### TASK BRIEF
Set down, word for word, the lines of the material from its first line through the line containing "svg-text:1: 1 [146,440,154,456]", including both.

(Listings of boxed layout items)

........

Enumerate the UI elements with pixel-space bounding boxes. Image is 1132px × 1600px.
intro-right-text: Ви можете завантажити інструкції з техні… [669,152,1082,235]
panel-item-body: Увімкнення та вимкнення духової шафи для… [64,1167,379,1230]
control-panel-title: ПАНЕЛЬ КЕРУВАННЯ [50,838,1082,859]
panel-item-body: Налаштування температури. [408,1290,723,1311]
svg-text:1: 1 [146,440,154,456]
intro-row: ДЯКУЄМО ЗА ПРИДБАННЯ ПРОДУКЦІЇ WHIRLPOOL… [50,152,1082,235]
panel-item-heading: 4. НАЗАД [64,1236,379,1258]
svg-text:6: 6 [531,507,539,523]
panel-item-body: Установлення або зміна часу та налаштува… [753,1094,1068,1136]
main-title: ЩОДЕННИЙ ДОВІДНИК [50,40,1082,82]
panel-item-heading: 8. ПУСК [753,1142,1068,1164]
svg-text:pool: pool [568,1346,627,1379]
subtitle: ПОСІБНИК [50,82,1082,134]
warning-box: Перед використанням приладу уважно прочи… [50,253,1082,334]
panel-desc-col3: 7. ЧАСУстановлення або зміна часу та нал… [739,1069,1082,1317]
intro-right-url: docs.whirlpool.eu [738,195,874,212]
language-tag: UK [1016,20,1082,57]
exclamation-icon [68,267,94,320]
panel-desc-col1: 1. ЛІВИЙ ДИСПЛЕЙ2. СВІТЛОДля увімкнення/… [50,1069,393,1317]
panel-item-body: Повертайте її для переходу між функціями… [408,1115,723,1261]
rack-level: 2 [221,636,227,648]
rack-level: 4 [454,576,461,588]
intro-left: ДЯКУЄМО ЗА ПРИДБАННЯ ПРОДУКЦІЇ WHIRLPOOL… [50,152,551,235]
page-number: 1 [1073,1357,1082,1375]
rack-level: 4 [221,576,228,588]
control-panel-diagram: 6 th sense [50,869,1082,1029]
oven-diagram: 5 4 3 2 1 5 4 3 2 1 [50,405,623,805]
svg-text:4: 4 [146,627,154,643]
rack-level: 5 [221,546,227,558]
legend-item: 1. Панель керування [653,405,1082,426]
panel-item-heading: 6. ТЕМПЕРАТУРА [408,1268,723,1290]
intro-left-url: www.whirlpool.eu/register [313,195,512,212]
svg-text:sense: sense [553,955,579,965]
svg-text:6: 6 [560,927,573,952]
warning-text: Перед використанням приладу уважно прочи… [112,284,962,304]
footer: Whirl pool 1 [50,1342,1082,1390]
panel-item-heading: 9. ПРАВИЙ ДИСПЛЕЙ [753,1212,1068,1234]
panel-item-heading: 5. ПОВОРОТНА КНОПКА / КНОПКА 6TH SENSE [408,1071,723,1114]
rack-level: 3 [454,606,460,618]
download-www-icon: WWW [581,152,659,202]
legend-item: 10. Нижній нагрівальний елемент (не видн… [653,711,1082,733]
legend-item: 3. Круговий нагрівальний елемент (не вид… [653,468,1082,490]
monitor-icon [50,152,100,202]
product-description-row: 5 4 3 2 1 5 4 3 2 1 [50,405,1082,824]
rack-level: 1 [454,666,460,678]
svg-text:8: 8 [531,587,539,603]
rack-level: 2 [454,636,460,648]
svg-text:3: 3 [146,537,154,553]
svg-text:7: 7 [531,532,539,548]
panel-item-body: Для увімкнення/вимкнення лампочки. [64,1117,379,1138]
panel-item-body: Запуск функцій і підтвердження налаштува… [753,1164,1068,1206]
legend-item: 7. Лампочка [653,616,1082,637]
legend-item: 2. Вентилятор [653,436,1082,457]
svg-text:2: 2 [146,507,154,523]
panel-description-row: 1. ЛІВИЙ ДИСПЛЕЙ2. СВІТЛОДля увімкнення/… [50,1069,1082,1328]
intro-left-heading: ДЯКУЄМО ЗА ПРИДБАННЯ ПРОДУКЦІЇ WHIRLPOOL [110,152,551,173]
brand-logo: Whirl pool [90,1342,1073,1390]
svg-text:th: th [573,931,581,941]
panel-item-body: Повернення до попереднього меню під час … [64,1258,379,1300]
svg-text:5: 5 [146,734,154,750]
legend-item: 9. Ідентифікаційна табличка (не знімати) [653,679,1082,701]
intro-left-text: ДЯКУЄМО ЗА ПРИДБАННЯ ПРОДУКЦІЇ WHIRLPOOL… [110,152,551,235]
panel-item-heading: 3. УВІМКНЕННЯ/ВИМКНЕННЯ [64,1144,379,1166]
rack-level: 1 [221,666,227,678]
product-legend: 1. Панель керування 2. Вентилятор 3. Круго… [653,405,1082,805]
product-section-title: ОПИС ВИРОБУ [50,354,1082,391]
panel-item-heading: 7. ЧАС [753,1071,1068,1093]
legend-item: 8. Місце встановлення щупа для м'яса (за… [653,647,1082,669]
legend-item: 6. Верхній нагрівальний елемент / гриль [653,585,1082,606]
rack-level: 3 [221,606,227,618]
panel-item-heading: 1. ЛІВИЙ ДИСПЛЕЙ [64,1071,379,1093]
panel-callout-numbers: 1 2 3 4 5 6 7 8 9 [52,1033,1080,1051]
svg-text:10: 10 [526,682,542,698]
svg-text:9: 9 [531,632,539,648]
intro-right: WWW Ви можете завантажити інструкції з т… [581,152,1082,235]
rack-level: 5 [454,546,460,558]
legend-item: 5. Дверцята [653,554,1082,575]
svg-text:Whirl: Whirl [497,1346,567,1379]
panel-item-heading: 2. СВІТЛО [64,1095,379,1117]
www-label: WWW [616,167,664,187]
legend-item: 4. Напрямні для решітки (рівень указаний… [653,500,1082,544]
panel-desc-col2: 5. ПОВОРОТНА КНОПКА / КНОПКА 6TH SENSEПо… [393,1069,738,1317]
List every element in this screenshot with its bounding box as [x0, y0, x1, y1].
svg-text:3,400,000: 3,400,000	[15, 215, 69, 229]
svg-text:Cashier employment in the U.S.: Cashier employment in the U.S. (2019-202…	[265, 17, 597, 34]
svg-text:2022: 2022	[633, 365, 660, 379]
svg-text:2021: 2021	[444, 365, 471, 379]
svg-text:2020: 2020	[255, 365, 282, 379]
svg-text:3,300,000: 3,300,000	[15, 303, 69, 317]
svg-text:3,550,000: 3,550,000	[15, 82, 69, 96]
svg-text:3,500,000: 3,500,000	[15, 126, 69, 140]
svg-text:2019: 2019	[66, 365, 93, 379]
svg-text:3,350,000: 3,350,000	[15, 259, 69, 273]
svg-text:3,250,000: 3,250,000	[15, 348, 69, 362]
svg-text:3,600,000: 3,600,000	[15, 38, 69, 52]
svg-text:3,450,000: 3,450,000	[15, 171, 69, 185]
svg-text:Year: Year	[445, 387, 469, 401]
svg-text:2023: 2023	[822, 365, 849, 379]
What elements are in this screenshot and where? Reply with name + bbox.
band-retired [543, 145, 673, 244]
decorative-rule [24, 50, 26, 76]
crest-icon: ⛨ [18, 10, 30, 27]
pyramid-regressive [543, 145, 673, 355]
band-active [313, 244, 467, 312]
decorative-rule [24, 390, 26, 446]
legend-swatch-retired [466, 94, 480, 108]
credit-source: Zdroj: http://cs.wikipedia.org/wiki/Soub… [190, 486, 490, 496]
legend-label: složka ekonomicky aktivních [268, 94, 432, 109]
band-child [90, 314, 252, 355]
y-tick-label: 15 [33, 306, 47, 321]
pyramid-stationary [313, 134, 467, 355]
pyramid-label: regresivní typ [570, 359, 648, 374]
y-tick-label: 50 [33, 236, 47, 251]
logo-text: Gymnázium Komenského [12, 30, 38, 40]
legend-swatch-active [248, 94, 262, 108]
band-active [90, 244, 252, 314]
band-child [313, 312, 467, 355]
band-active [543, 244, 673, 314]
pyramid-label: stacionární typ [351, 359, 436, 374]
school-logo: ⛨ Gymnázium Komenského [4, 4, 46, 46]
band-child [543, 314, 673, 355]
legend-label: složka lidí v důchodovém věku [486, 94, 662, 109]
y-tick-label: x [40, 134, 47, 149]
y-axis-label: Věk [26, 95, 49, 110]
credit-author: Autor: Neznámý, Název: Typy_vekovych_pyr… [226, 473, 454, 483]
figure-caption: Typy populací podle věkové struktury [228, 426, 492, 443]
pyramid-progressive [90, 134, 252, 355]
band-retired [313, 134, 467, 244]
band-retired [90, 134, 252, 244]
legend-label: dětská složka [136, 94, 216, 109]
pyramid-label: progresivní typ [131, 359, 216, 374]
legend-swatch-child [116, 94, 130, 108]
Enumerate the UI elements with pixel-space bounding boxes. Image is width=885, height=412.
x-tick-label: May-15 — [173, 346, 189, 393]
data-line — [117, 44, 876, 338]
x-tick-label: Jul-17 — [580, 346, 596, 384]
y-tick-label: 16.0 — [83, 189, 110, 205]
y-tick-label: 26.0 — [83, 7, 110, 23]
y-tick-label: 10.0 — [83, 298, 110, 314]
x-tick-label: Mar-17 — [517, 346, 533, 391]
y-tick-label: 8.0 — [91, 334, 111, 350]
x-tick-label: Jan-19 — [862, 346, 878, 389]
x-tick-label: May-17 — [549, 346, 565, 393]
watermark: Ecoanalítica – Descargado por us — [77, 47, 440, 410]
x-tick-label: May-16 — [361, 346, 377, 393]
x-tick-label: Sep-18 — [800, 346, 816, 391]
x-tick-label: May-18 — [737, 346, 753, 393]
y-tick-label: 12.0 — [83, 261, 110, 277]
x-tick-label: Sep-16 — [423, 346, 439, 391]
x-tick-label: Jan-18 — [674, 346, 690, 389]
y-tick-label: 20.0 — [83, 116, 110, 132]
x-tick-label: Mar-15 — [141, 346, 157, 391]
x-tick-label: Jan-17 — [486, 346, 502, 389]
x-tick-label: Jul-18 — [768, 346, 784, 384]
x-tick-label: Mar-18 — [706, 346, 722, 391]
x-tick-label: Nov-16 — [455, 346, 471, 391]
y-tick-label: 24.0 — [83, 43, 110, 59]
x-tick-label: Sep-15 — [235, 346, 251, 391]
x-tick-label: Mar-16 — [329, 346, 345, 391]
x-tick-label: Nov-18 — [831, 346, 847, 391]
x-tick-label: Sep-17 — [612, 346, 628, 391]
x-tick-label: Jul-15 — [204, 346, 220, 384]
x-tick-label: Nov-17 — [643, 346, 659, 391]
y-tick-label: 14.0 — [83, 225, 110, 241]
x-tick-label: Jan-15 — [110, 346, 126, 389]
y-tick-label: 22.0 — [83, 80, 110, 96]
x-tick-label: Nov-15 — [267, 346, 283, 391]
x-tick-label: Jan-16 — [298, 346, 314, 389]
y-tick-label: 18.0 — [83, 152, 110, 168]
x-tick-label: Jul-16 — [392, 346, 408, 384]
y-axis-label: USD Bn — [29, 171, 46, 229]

........

### RESPONSE BELOW
Enumerate the UI elements with pixel-space bounding boxes. Image is 1132px × 1600px.
intro-right-text: Ви можете завантажити інструкції з техні… [669,152,1082,235]
panel-item-body: Увімкнення та вимкнення духової шафи для… [64,1167,379,1230]
control-panel-title: ПАНЕЛЬ КЕРУВАННЯ [50,838,1082,859]
panel-item-body: Налаштування температури. [408,1290,723,1311]
svg-text:1: 1 [146,440,154,456]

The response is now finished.